Stated exercise:
Below are records to repeat exactly. Omit the pictures from the copy.
○ ○ ○ ○ ○ ○ ○
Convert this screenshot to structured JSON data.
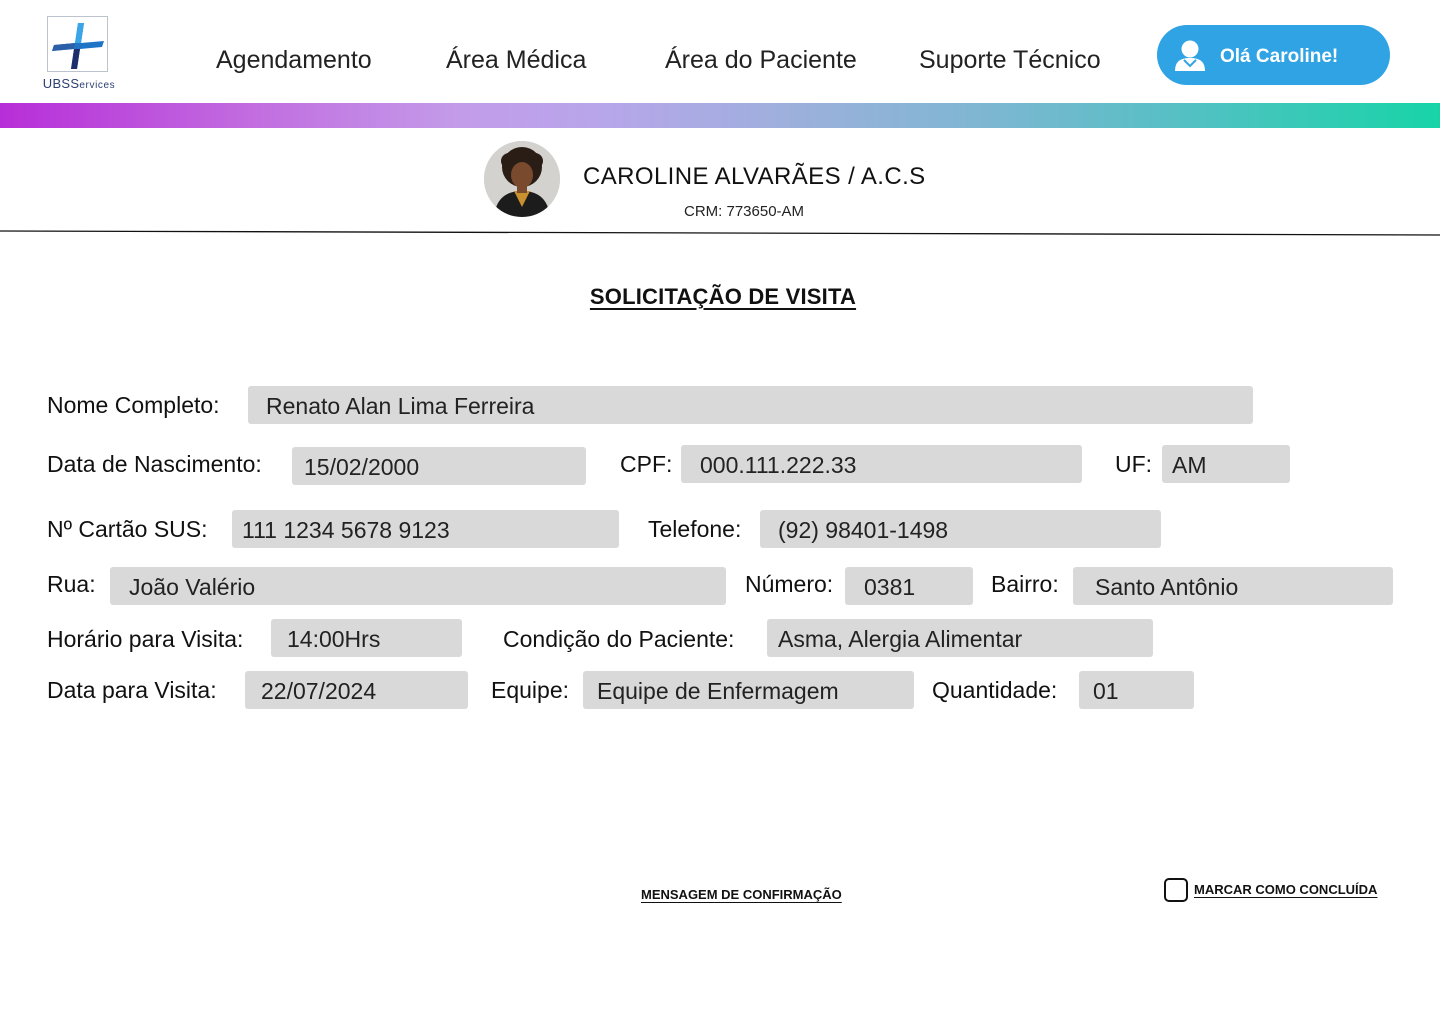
{
  "brand": {
    "logo_text_main": "UBS",
    "logo_text_sub": "ervices",
    "logo_text_s": "S"
  },
  "nav": [
    {
      "label": "Agendamento"
    },
    {
      "label": "Área Médica"
    },
    {
      "label": "Área do Paciente"
    },
    {
      "label": "Suporte Técnico"
    }
  ],
  "user_button": {
    "label": "Olá Caroline!",
    "icon": "user-icon"
  },
  "profile": {
    "name": "CAROLINE ALVARÃES / A.C.S",
    "crm": "CRM: 773650-AM"
  },
  "page_title": "SOLICITAÇÃO DE VISITA",
  "form": {
    "nome_completo": {
      "label": "Nome Completo:",
      "value": "Renato Alan Lima Ferreira"
    },
    "data_nascimento": {
      "label": "Data de Nascimento:",
      "value": "15/02/2000"
    },
    "cpf": {
      "label": "CPF:",
      "value": "000.111.222.33"
    },
    "uf": {
      "label": "UF:",
      "value": "AM"
    },
    "cartao_sus": {
      "label": "Nº Cartão SUS:",
      "value": "111 1234 5678 9123"
    },
    "telefone": {
      "label": "Telefone:",
      "value": "(92) 98401-1498"
    },
    "rua": {
      "label": "Rua:",
      "value": "João Valério"
    },
    "numero": {
      "label": "Número:",
      "value": "0381"
    },
    "bairro": {
      "label": "Bairro:",
      "value": "Santo Antônio"
    },
    "horario_visita": {
      "label": "Horário para Visita:",
      "value": "14:00Hrs"
    },
    "condicao_paciente": {
      "label": "Condição do Paciente:",
      "value": "Asma, Alergia Alimentar"
    },
    "data_visita": {
      "label": "Data para Visita:",
      "value": "22/07/2024"
    },
    "equipe": {
      "label": "Equipe:",
      "value": "Equipe de Enfermagem"
    },
    "quantidade": {
      "label": "Quantidade:",
      "value": "01"
    }
  },
  "footer": {
    "confirm_message": "MENSAGEM DE CONFIRMAÇÃO",
    "mark_done": "MARCAR COMO CONCLUÍDA"
  },
  "colors": {
    "accent": "#2fa3e3",
    "field_bg": "#d9d9d9",
    "gradient_start": "#b72ed8",
    "gradient_end": "#17d4a8"
  }
}
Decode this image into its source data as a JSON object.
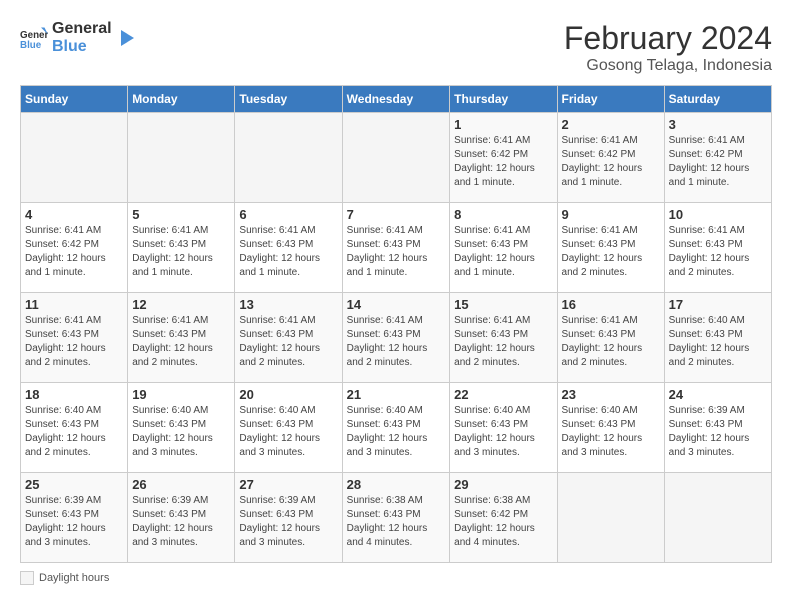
{
  "header": {
    "logo_line1": "General",
    "logo_line2": "Blue",
    "month": "February 2024",
    "location": "Gosong Telaga, Indonesia"
  },
  "days_of_week": [
    "Sunday",
    "Monday",
    "Tuesday",
    "Wednesday",
    "Thursday",
    "Friday",
    "Saturday"
  ],
  "weeks": [
    [
      {
        "num": "",
        "info": ""
      },
      {
        "num": "",
        "info": ""
      },
      {
        "num": "",
        "info": ""
      },
      {
        "num": "",
        "info": ""
      },
      {
        "num": "1",
        "info": "Sunrise: 6:41 AM\nSunset: 6:42 PM\nDaylight: 12 hours and 1 minute."
      },
      {
        "num": "2",
        "info": "Sunrise: 6:41 AM\nSunset: 6:42 PM\nDaylight: 12 hours and 1 minute."
      },
      {
        "num": "3",
        "info": "Sunrise: 6:41 AM\nSunset: 6:42 PM\nDaylight: 12 hours and 1 minute."
      }
    ],
    [
      {
        "num": "4",
        "info": "Sunrise: 6:41 AM\nSunset: 6:42 PM\nDaylight: 12 hours and 1 minute."
      },
      {
        "num": "5",
        "info": "Sunrise: 6:41 AM\nSunset: 6:43 PM\nDaylight: 12 hours and 1 minute."
      },
      {
        "num": "6",
        "info": "Sunrise: 6:41 AM\nSunset: 6:43 PM\nDaylight: 12 hours and 1 minute."
      },
      {
        "num": "7",
        "info": "Sunrise: 6:41 AM\nSunset: 6:43 PM\nDaylight: 12 hours and 1 minute."
      },
      {
        "num": "8",
        "info": "Sunrise: 6:41 AM\nSunset: 6:43 PM\nDaylight: 12 hours and 1 minute."
      },
      {
        "num": "9",
        "info": "Sunrise: 6:41 AM\nSunset: 6:43 PM\nDaylight: 12 hours and 2 minutes."
      },
      {
        "num": "10",
        "info": "Sunrise: 6:41 AM\nSunset: 6:43 PM\nDaylight: 12 hours and 2 minutes."
      }
    ],
    [
      {
        "num": "11",
        "info": "Sunrise: 6:41 AM\nSunset: 6:43 PM\nDaylight: 12 hours and 2 minutes."
      },
      {
        "num": "12",
        "info": "Sunrise: 6:41 AM\nSunset: 6:43 PM\nDaylight: 12 hours and 2 minutes."
      },
      {
        "num": "13",
        "info": "Sunrise: 6:41 AM\nSunset: 6:43 PM\nDaylight: 12 hours and 2 minutes."
      },
      {
        "num": "14",
        "info": "Sunrise: 6:41 AM\nSunset: 6:43 PM\nDaylight: 12 hours and 2 minutes."
      },
      {
        "num": "15",
        "info": "Sunrise: 6:41 AM\nSunset: 6:43 PM\nDaylight: 12 hours and 2 minutes."
      },
      {
        "num": "16",
        "info": "Sunrise: 6:41 AM\nSunset: 6:43 PM\nDaylight: 12 hours and 2 minutes."
      },
      {
        "num": "17",
        "info": "Sunrise: 6:40 AM\nSunset: 6:43 PM\nDaylight: 12 hours and 2 minutes."
      }
    ],
    [
      {
        "num": "18",
        "info": "Sunrise: 6:40 AM\nSunset: 6:43 PM\nDaylight: 12 hours and 2 minutes."
      },
      {
        "num": "19",
        "info": "Sunrise: 6:40 AM\nSunset: 6:43 PM\nDaylight: 12 hours and 3 minutes."
      },
      {
        "num": "20",
        "info": "Sunrise: 6:40 AM\nSunset: 6:43 PM\nDaylight: 12 hours and 3 minutes."
      },
      {
        "num": "21",
        "info": "Sunrise: 6:40 AM\nSunset: 6:43 PM\nDaylight: 12 hours and 3 minutes."
      },
      {
        "num": "22",
        "info": "Sunrise: 6:40 AM\nSunset: 6:43 PM\nDaylight: 12 hours and 3 minutes."
      },
      {
        "num": "23",
        "info": "Sunrise: 6:40 AM\nSunset: 6:43 PM\nDaylight: 12 hours and 3 minutes."
      },
      {
        "num": "24",
        "info": "Sunrise: 6:39 AM\nSunset: 6:43 PM\nDaylight: 12 hours and 3 minutes."
      }
    ],
    [
      {
        "num": "25",
        "info": "Sunrise: 6:39 AM\nSunset: 6:43 PM\nDaylight: 12 hours and 3 minutes."
      },
      {
        "num": "26",
        "info": "Sunrise: 6:39 AM\nSunset: 6:43 PM\nDaylight: 12 hours and 3 minutes."
      },
      {
        "num": "27",
        "info": "Sunrise: 6:39 AM\nSunset: 6:43 PM\nDaylight: 12 hours and 3 minutes."
      },
      {
        "num": "28",
        "info": "Sunrise: 6:38 AM\nSunset: 6:43 PM\nDaylight: 12 hours and 4 minutes."
      },
      {
        "num": "29",
        "info": "Sunrise: 6:38 AM\nSunset: 6:42 PM\nDaylight: 12 hours and 4 minutes."
      },
      {
        "num": "",
        "info": ""
      },
      {
        "num": "",
        "info": ""
      }
    ]
  ],
  "legend": {
    "daylight_label": "Daylight hours"
  }
}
○ ○ ○ ○ ○ ○ ○
Problem solution:
Convert this screenshot to structured JSON data.
{
  "brand": {
    "logo_text_main": "UBS",
    "logo_text_sub": "ervices",
    "logo_text_s": "S"
  },
  "nav": [
    {
      "label": "Agendamento"
    },
    {
      "label": "Área Médica"
    },
    {
      "label": "Área do Paciente"
    },
    {
      "label": "Suporte Técnico"
    }
  ],
  "user_button": {
    "label": "Olá Caroline!",
    "icon": "user-icon"
  },
  "profile": {
    "name": "CAROLINE ALVARÃES / A.C.S",
    "crm": "CRM: 773650-AM"
  },
  "page_title": "SOLICITAÇÃO DE VISITA",
  "form": {
    "nome_completo": {
      "label": "Nome Completo:",
      "value": "Renato Alan Lima Ferreira"
    },
    "data_nascimento": {
      "label": "Data de Nascimento:",
      "value": "15/02/2000"
    },
    "cpf": {
      "label": "CPF:",
      "value": "000.111.222.33"
    },
    "uf": {
      "label": "UF:",
      "value": "AM"
    },
    "cartao_sus": {
      "label": "Nº Cartão SUS:",
      "value": "111 1234 5678 9123"
    },
    "telefone": {
      "label": "Telefone:",
      "value": "(92) 98401-1498"
    },
    "rua": {
      "label": "Rua:",
      "value": "João Valério"
    },
    "numero": {
      "label": "Número:",
      "value": "0381"
    },
    "bairro": {
      "label": "Bairro:",
      "value": "Santo Antônio"
    },
    "horario_visita": {
      "label": "Horário para Visita:",
      "value": "14:00Hrs"
    },
    "condicao_paciente": {
      "label": "Condição do Paciente:",
      "value": "Asma, Alergia Alimentar"
    },
    "data_visita": {
      "label": "Data para Visita:",
      "value": "22/07/2024"
    },
    "equipe": {
      "label": "Equipe:",
      "value": "Equipe de Enfermagem"
    },
    "quantidade": {
      "label": "Quantidade:",
      "value": "01"
    }
  },
  "footer": {
    "confirm_message": "MENSAGEM DE CONFIRMAÇÃO",
    "mark_done": "MARCAR COMO CONCLUÍDA"
  },
  "colors": {
    "accent": "#2fa3e3",
    "field_bg": "#d9d9d9",
    "gradient_start": "#b72ed8",
    "gradient_end": "#17d4a8"
  }
}
Decode this image into its source data as a JSON object.
{
  "header": {
    "logo_line1": "General",
    "logo_line2": "Blue",
    "month": "February 2024",
    "location": "Gosong Telaga, Indonesia"
  },
  "days_of_week": [
    "Sunday",
    "Monday",
    "Tuesday",
    "Wednesday",
    "Thursday",
    "Friday",
    "Saturday"
  ],
  "weeks": [
    [
      {
        "num": "",
        "info": ""
      },
      {
        "num": "",
        "info": ""
      },
      {
        "num": "",
        "info": ""
      },
      {
        "num": "",
        "info": ""
      },
      {
        "num": "1",
        "info": "Sunrise: 6:41 AM\nSunset: 6:42 PM\nDaylight: 12 hours and 1 minute."
      },
      {
        "num": "2",
        "info": "Sunrise: 6:41 AM\nSunset: 6:42 PM\nDaylight: 12 hours and 1 minute."
      },
      {
        "num": "3",
        "info": "Sunrise: 6:41 AM\nSunset: 6:42 PM\nDaylight: 12 hours and 1 minute."
      }
    ],
    [
      {
        "num": "4",
        "info": "Sunrise: 6:41 AM\nSunset: 6:42 PM\nDaylight: 12 hours and 1 minute."
      },
      {
        "num": "5",
        "info": "Sunrise: 6:41 AM\nSunset: 6:43 PM\nDaylight: 12 hours and 1 minute."
      },
      {
        "num": "6",
        "info": "Sunrise: 6:41 AM\nSunset: 6:43 PM\nDaylight: 12 hours and 1 minute."
      },
      {
        "num": "7",
        "info": "Sunrise: 6:41 AM\nSunset: 6:43 PM\nDaylight: 12 hours and 1 minute."
      },
      {
        "num": "8",
        "info": "Sunrise: 6:41 AM\nSunset: 6:43 PM\nDaylight: 12 hours and 1 minute."
      },
      {
        "num": "9",
        "info": "Sunrise: 6:41 AM\nSunset: 6:43 PM\nDaylight: 12 hours and 2 minutes."
      },
      {
        "num": "10",
        "info": "Sunrise: 6:41 AM\nSunset: 6:43 PM\nDaylight: 12 hours and 2 minutes."
      }
    ],
    [
      {
        "num": "11",
        "info": "Sunrise: 6:41 AM\nSunset: 6:43 PM\nDaylight: 12 hours and 2 minutes."
      },
      {
        "num": "12",
        "info": "Sunrise: 6:41 AM\nSunset: 6:43 PM\nDaylight: 12 hours and 2 minutes."
      },
      {
        "num": "13",
        "info": "Sunrise: 6:41 AM\nSunset: 6:43 PM\nDaylight: 12 hours and 2 minutes."
      },
      {
        "num": "14",
        "info": "Sunrise: 6:41 AM\nSunset: 6:43 PM\nDaylight: 12 hours and 2 minutes."
      },
      {
        "num": "15",
        "info": "Sunrise: 6:41 AM\nSunset: 6:43 PM\nDaylight: 12 hours and 2 minutes."
      },
      {
        "num": "16",
        "info": "Sunrise: 6:41 AM\nSunset: 6:43 PM\nDaylight: 12 hours and 2 minutes."
      },
      {
        "num": "17",
        "info": "Sunrise: 6:40 AM\nSunset: 6:43 PM\nDaylight: 12 hours and 2 minutes."
      }
    ],
    [
      {
        "num": "18",
        "info": "Sunrise: 6:40 AM\nSunset: 6:43 PM\nDaylight: 12 hours and 2 minutes."
      },
      {
        "num": "19",
        "info": "Sunrise: 6:40 AM\nSunset: 6:43 PM\nDaylight: 12 hours and 3 minutes."
      },
      {
        "num": "20",
        "info": "Sunrise: 6:40 AM\nSunset: 6:43 PM\nDaylight: 12 hours and 3 minutes."
      },
      {
        "num": "21",
        "info": "Sunrise: 6:40 AM\nSunset: 6:43 PM\nDaylight: 12 hours and 3 minutes."
      },
      {
        "num": "22",
        "info": "Sunrise: 6:40 AM\nSunset: 6:43 PM\nDaylight: 12 hours and 3 minutes."
      },
      {
        "num": "23",
        "info": "Sunrise: 6:40 AM\nSunset: 6:43 PM\nDaylight: 12 hours and 3 minutes."
      },
      {
        "num": "24",
        "info": "Sunrise: 6:39 AM\nSunset: 6:43 PM\nDaylight: 12 hours and 3 minutes."
      }
    ],
    [
      {
        "num": "25",
        "info": "Sunrise: 6:39 AM\nSunset: 6:43 PM\nDaylight: 12 hours and 3 minutes."
      },
      {
        "num": "26",
        "info": "Sunrise: 6:39 AM\nSunset: 6:43 PM\nDaylight: 12 hours and 3 minutes."
      },
      {
        "num": "27",
        "info": "Sunrise: 6:39 AM\nSunset: 6:43 PM\nDaylight: 12 hours and 3 minutes."
      },
      {
        "num": "28",
        "info": "Sunrise: 6:38 AM\nSunset: 6:43 PM\nDaylight: 12 hours and 4 minutes."
      },
      {
        "num": "29",
        "info": "Sunrise: 6:38 AM\nSunset: 6:42 PM\nDaylight: 12 hours and 4 minutes."
      },
      {
        "num": "",
        "info": ""
      },
      {
        "num": "",
        "info": ""
      }
    ]
  ],
  "legend": {
    "daylight_label": "Daylight hours"
  }
}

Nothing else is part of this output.